Pull out from the material below all lines with "last".

===== ROWS =====

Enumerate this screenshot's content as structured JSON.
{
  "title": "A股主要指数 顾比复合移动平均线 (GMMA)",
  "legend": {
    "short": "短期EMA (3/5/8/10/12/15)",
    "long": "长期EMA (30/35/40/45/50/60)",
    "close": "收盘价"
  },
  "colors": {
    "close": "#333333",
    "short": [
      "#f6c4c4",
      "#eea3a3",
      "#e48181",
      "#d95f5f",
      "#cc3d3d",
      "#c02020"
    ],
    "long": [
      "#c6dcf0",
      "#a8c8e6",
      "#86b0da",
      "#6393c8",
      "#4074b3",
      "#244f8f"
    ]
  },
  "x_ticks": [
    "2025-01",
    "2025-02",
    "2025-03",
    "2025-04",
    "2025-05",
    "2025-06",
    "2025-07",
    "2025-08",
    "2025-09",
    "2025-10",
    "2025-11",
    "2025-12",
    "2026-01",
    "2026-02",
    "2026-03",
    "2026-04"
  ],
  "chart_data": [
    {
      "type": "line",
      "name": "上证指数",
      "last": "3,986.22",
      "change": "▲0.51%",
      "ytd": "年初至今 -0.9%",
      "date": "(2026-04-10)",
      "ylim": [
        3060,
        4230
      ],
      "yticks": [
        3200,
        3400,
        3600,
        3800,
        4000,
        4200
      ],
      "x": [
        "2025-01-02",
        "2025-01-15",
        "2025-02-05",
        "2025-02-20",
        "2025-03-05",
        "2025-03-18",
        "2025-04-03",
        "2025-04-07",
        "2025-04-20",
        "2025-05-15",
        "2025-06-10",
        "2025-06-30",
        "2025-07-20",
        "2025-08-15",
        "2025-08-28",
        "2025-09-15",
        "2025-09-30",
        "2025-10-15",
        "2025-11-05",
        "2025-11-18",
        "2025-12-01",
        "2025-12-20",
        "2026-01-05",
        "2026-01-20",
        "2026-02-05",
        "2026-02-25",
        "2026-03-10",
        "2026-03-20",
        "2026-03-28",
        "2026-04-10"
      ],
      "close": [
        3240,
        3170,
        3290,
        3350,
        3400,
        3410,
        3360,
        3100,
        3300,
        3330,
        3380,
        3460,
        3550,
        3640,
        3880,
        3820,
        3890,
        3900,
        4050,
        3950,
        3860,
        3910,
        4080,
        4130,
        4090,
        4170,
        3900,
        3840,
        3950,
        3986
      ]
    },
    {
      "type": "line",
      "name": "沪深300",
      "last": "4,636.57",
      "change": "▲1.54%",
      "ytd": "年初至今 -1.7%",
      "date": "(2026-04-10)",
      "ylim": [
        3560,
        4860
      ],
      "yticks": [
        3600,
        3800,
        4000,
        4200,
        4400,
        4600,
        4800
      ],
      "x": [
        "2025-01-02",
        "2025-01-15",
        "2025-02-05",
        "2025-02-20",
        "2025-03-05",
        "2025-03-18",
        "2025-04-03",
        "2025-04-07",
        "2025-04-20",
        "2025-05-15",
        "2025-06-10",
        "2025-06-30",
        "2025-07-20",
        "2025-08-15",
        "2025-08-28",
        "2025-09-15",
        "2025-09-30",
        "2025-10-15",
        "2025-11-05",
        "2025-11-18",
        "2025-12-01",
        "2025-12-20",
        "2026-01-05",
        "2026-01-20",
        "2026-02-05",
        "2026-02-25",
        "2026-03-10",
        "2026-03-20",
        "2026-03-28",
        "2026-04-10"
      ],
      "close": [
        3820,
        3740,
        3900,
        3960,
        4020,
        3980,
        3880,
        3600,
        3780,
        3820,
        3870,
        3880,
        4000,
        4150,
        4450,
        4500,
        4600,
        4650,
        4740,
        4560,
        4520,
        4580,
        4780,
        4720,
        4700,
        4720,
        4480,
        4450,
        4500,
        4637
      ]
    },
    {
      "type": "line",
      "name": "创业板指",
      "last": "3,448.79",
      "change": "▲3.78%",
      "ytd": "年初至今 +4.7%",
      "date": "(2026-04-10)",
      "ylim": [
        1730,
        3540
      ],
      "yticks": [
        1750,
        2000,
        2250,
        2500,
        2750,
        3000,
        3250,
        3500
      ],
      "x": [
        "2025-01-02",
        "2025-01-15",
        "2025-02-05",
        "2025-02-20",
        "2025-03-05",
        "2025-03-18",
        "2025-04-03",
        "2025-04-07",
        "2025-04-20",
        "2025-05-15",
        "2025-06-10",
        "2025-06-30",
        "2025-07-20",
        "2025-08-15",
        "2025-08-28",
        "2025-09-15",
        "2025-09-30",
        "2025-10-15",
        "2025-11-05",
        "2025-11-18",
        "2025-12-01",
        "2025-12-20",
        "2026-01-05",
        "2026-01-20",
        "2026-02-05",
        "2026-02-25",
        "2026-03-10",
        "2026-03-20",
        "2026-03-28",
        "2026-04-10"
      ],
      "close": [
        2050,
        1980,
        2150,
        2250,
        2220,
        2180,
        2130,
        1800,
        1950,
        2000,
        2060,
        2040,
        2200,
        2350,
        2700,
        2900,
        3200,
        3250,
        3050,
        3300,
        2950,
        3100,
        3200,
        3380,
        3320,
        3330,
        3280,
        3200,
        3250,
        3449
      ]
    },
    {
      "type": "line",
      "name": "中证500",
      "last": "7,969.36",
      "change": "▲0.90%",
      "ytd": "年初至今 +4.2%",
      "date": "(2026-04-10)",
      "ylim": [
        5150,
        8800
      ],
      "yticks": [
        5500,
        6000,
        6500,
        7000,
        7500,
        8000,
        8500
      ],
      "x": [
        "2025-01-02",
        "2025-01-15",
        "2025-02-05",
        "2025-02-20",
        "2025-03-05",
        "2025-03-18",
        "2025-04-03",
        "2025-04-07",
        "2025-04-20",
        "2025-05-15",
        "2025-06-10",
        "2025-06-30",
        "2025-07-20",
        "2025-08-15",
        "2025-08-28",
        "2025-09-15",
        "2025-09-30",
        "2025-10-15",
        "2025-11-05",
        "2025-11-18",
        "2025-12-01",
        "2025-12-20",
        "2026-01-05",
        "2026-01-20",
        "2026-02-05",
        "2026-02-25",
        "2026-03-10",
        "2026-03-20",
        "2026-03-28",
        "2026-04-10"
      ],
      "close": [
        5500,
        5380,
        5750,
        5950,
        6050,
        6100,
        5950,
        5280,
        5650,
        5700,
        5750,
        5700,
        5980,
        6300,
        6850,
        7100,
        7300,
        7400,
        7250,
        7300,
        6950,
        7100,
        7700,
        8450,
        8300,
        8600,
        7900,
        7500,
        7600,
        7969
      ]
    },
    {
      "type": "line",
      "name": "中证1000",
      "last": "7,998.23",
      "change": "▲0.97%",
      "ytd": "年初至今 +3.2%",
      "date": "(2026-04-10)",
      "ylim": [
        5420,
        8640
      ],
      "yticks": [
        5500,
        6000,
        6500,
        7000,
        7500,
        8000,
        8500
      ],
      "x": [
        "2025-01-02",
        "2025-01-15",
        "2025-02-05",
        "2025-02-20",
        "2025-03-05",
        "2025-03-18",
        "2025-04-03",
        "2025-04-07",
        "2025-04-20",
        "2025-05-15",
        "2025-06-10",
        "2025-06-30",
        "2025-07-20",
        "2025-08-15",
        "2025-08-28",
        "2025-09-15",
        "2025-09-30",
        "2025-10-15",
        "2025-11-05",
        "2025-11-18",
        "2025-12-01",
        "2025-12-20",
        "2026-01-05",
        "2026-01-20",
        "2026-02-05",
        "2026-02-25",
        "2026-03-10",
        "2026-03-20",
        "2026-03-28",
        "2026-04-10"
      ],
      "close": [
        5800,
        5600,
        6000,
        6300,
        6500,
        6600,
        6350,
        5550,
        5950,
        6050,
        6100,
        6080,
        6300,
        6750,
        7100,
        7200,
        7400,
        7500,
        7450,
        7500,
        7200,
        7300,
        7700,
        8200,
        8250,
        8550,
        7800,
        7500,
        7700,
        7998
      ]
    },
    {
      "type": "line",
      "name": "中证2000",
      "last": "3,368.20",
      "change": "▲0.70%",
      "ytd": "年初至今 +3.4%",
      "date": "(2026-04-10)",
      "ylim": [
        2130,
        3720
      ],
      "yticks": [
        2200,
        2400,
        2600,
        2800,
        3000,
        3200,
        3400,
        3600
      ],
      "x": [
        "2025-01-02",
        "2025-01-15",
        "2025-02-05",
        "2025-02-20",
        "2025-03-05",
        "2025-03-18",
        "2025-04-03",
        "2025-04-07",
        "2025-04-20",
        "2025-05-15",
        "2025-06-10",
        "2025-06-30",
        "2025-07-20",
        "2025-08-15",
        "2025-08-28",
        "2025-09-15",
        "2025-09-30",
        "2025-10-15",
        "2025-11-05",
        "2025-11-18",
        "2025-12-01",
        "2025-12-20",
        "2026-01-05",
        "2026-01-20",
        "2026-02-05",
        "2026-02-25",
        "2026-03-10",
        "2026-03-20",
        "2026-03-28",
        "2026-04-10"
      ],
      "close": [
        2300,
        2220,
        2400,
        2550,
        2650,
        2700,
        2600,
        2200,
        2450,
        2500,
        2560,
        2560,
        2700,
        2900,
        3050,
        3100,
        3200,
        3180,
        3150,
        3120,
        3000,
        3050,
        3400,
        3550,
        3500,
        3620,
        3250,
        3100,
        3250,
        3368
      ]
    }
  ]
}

=====

▶ TASK RESPONSE:
      "last": "3,986.22",
      "last": "4,636.57",
      "last": "3,448.79",
      "last": "7,969.36",
      "last": "7,998.23",
      "last": "3,368.20",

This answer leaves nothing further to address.